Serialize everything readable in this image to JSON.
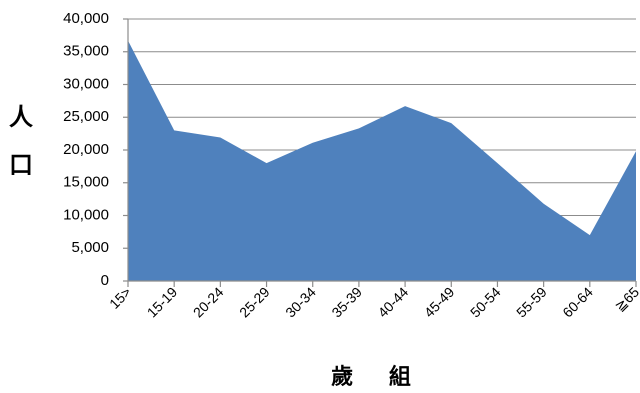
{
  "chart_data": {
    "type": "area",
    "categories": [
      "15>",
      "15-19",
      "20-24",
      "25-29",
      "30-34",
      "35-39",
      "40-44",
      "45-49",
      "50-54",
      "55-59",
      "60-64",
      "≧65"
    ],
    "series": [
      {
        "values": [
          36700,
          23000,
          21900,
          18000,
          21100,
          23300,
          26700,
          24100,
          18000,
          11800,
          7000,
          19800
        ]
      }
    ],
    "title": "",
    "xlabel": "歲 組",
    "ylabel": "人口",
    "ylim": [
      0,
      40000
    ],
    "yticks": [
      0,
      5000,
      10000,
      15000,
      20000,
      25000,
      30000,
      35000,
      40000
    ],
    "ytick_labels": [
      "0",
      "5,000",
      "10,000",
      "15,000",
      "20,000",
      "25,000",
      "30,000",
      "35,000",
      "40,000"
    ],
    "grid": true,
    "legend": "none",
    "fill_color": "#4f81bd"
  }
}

========

▸ WORK TO DO: Omit the images and transcribe all of the records above word for word.

▸ TASK ANSWER:
Serialize everything readable in this image to JSON.
{
  "chart_data": {
    "type": "area",
    "categories": [
      "15>",
      "15-19",
      "20-24",
      "25-29",
      "30-34",
      "35-39",
      "40-44",
      "45-49",
      "50-54",
      "55-59",
      "60-64",
      "≧65"
    ],
    "series": [
      {
        "values": [
          36700,
          23000,
          21900,
          18000,
          21100,
          23300,
          26700,
          24100,
          18000,
          11800,
          7000,
          19800
        ]
      }
    ],
    "title": "",
    "xlabel": "歲 組",
    "ylabel": "人口",
    "ylim": [
      0,
      40000
    ],
    "yticks": [
      0,
      5000,
      10000,
      15000,
      20000,
      25000,
      30000,
      35000,
      40000
    ],
    "ytick_labels": [
      "0",
      "5,000",
      "10,000",
      "15,000",
      "20,000",
      "25,000",
      "30,000",
      "35,000",
      "40,000"
    ],
    "grid": true,
    "legend": "none",
    "fill_color": "#4f81bd"
  }
}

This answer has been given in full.